--- Entries provided ---
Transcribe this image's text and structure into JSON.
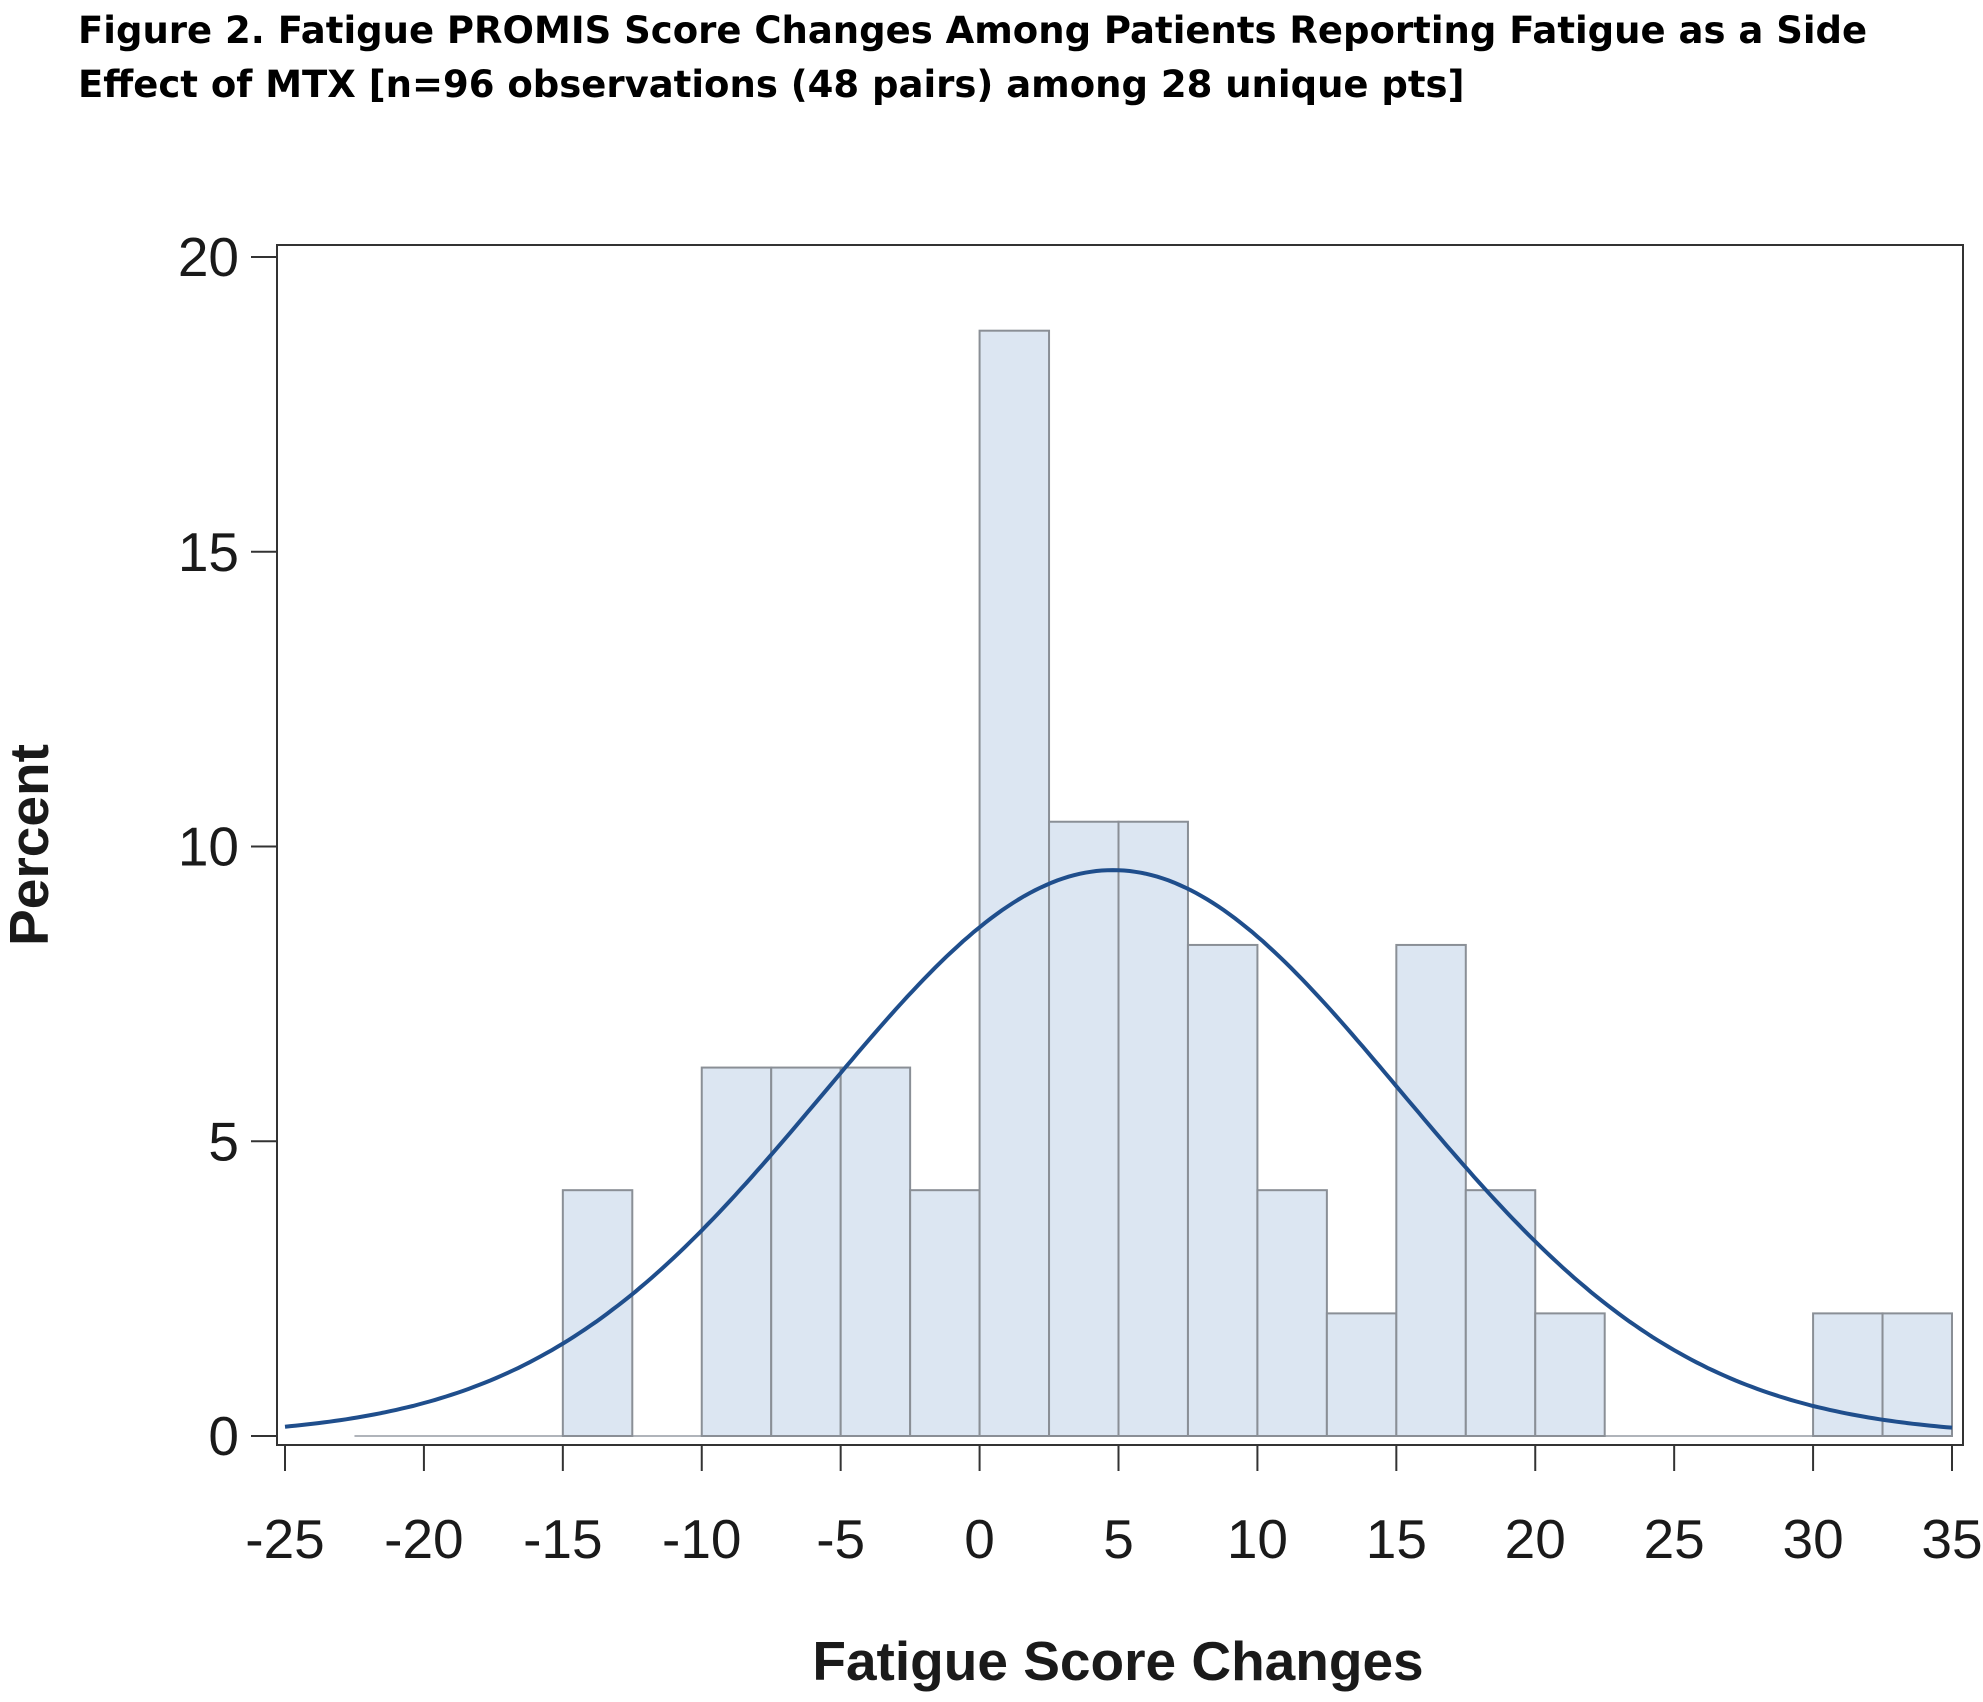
{
  "chart_data": {
    "type": "histogram",
    "title": "Figure 2. Fatigue PROMIS Score Changes Among Patients Reporting Fatigue as a Side Effect of MTX [n=96 observations (48 pairs) among 28 unique pts]",
    "xlabel": "Fatigue Score Changes",
    "ylabel": "Percent",
    "xlim": [
      -25,
      35
    ],
    "ylim": [
      0,
      20
    ],
    "x_ticks": [
      -25,
      -20,
      -15,
      -10,
      -5,
      0,
      5,
      10,
      15,
      20,
      25,
      30,
      35
    ],
    "y_ticks": [
      0,
      5,
      10,
      15,
      20
    ],
    "bin_width": 2.5,
    "bins": [
      {
        "start": -15,
        "end": -12.5,
        "value": 4.17
      },
      {
        "start": -10,
        "end": -7.5,
        "value": 6.25
      },
      {
        "start": -7.5,
        "end": -5,
        "value": 6.25
      },
      {
        "start": -5,
        "end": -2.5,
        "value": 6.25
      },
      {
        "start": -2.5,
        "end": 0,
        "value": 4.17
      },
      {
        "start": 0,
        "end": 2.5,
        "value": 18.75
      },
      {
        "start": 2.5,
        "end": 5,
        "value": 10.42
      },
      {
        "start": 5,
        "end": 7.5,
        "value": 10.42
      },
      {
        "start": 7.5,
        "end": 10,
        "value": 8.33
      },
      {
        "start": 10,
        "end": 12.5,
        "value": 4.17
      },
      {
        "start": 12.5,
        "end": 15,
        "value": 2.08
      },
      {
        "start": 15,
        "end": 17.5,
        "value": 8.33
      },
      {
        "start": 17.5,
        "end": 20,
        "value": 4.17
      },
      {
        "start": 20,
        "end": 22.5,
        "value": 2.08
      },
      {
        "start": 30,
        "end": 32.5,
        "value": 2.08
      },
      {
        "start": 32.5,
        "end": 35,
        "value": 2.08
      }
    ],
    "normal_curve": {
      "mean": 4.8,
      "sd": 10.4,
      "peak_percent": 9.6
    },
    "grid": false,
    "colors": {
      "bar_fill": "#dce6f2",
      "bar_stroke": "#8a8f96",
      "curve": "#1f4e8c",
      "frame": "#333333"
    }
  }
}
---
## Aim of the task
Please retype the material in full, exactly as it reads, apart from the images.

## Answer for the task
Transcribe this image's text and structure into JSON.
{
  "chart_data": {
    "type": "histogram",
    "title": "Figure 2. Fatigue PROMIS Score Changes Among Patients Reporting Fatigue as a Side Effect of MTX [n=96 observations (48 pairs) among 28 unique pts]",
    "xlabel": "Fatigue Score Changes",
    "ylabel": "Percent",
    "xlim": [
      -25,
      35
    ],
    "ylim": [
      0,
      20
    ],
    "x_ticks": [
      -25,
      -20,
      -15,
      -10,
      -5,
      0,
      5,
      10,
      15,
      20,
      25,
      30,
      35
    ],
    "y_ticks": [
      0,
      5,
      10,
      15,
      20
    ],
    "bin_width": 2.5,
    "bins": [
      {
        "start": -15,
        "end": -12.5,
        "value": 4.17
      },
      {
        "start": -10,
        "end": -7.5,
        "value": 6.25
      },
      {
        "start": -7.5,
        "end": -5,
        "value": 6.25
      },
      {
        "start": -5,
        "end": -2.5,
        "value": 6.25
      },
      {
        "start": -2.5,
        "end": 0,
        "value": 4.17
      },
      {
        "start": 0,
        "end": 2.5,
        "value": 18.75
      },
      {
        "start": 2.5,
        "end": 5,
        "value": 10.42
      },
      {
        "start": 5,
        "end": 7.5,
        "value": 10.42
      },
      {
        "start": 7.5,
        "end": 10,
        "value": 8.33
      },
      {
        "start": 10,
        "end": 12.5,
        "value": 4.17
      },
      {
        "start": 12.5,
        "end": 15,
        "value": 2.08
      },
      {
        "start": 15,
        "end": 17.5,
        "value": 8.33
      },
      {
        "start": 17.5,
        "end": 20,
        "value": 4.17
      },
      {
        "start": 20,
        "end": 22.5,
        "value": 2.08
      },
      {
        "start": 30,
        "end": 32.5,
        "value": 2.08
      },
      {
        "start": 32.5,
        "end": 35,
        "value": 2.08
      }
    ],
    "normal_curve": {
      "mean": 4.8,
      "sd": 10.4,
      "peak_percent": 9.6
    },
    "grid": false,
    "colors": {
      "bar_fill": "#dce6f2",
      "bar_stroke": "#8a8f96",
      "curve": "#1f4e8c",
      "frame": "#333333"
    }
  }
}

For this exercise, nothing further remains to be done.